# What is expected
Take every line where the string "this" appears and copy it.

## start Given records

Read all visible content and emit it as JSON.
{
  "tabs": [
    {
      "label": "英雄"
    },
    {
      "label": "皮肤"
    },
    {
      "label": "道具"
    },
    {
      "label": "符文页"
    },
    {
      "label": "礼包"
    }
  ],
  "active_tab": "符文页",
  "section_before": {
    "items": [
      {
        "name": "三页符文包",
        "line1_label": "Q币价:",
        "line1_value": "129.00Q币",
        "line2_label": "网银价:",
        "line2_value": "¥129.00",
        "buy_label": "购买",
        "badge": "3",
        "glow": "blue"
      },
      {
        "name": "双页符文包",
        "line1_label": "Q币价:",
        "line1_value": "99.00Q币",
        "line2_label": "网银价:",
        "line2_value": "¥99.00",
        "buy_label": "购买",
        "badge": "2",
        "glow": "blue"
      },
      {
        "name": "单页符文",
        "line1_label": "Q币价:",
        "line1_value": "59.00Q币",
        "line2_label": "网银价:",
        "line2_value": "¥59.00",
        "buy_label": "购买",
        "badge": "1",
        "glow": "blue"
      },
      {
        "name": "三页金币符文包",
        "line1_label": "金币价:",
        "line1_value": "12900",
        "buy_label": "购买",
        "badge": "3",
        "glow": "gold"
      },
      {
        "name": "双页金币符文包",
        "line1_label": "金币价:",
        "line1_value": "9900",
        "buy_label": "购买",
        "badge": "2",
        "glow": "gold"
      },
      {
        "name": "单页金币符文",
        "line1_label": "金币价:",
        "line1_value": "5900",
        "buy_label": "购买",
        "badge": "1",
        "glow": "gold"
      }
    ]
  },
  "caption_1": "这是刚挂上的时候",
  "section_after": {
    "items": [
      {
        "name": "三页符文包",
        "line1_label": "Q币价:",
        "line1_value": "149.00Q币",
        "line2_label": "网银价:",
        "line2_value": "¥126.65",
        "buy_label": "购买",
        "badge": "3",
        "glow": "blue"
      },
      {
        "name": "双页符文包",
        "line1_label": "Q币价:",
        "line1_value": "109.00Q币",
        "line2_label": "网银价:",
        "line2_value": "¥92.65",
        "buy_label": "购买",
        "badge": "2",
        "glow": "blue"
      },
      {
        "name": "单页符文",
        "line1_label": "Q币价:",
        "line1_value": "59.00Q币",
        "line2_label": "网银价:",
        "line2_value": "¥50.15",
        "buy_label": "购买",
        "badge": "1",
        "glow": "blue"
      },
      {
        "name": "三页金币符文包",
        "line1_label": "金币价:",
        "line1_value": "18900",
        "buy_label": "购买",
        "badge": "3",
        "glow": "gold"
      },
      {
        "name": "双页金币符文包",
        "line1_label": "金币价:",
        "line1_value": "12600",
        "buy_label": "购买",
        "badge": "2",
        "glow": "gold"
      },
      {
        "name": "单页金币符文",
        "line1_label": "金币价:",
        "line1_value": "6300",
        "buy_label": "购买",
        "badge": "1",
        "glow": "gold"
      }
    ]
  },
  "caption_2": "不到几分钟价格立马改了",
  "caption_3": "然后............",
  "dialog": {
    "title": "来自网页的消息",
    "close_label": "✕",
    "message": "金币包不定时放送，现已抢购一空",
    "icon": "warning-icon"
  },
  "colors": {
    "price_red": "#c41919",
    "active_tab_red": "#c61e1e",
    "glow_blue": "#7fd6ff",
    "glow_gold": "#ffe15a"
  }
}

## end Given records
## start Given records

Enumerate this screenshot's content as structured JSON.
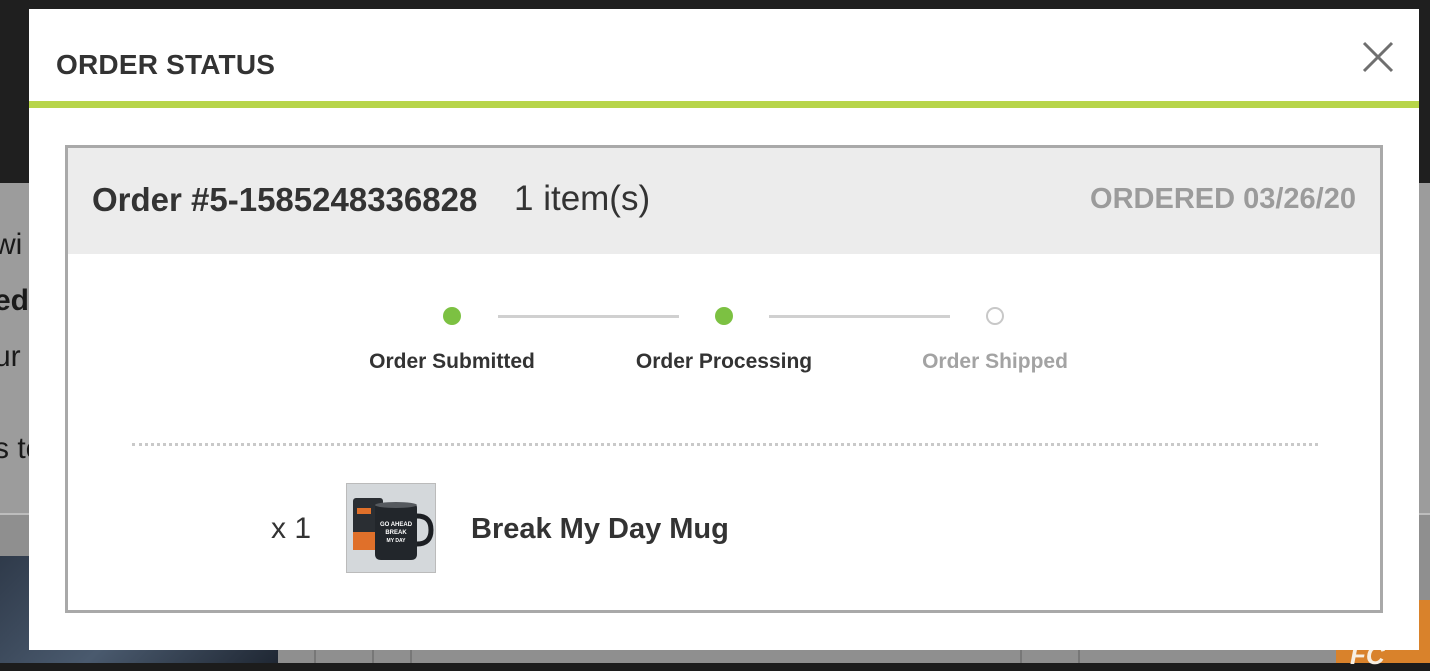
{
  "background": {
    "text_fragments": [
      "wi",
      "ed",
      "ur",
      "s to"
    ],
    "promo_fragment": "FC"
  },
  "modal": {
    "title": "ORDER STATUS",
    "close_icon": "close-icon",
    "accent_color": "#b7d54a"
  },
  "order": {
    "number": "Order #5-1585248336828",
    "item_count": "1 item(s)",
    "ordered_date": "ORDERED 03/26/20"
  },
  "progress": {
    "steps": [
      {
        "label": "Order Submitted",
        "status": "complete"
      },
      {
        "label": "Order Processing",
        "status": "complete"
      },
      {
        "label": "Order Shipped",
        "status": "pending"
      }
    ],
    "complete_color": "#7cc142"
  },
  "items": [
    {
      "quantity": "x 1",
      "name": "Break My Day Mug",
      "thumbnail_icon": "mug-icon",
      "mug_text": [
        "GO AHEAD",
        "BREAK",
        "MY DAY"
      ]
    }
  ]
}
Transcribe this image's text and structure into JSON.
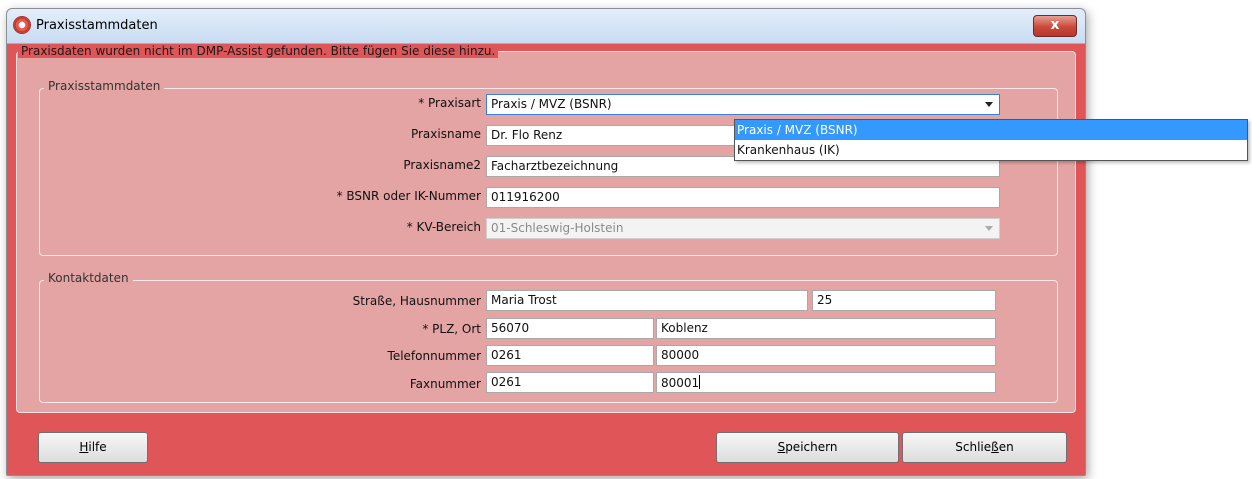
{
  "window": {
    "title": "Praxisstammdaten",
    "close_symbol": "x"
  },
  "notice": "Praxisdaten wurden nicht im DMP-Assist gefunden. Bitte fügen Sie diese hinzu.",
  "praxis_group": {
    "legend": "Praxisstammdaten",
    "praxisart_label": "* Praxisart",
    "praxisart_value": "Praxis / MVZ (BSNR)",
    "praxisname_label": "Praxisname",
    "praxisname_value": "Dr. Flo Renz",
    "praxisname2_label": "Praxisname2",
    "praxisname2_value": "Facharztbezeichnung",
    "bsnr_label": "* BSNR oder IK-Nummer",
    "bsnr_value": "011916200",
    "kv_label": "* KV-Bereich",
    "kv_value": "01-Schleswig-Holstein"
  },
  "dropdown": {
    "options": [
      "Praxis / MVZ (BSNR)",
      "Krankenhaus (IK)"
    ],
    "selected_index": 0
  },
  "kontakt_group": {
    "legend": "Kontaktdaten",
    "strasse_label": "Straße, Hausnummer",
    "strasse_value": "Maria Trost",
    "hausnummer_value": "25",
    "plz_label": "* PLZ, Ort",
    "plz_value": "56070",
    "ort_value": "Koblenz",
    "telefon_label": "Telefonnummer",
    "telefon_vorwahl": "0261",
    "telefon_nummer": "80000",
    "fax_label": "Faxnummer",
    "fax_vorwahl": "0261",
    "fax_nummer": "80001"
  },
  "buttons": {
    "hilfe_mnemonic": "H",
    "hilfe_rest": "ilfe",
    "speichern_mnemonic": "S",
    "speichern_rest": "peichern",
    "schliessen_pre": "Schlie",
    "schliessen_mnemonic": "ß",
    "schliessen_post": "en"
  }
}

## end Given records

# Output below
Enumerate this screenshot's content as structured JSON.
Transcribe this image's text and structure into JSON.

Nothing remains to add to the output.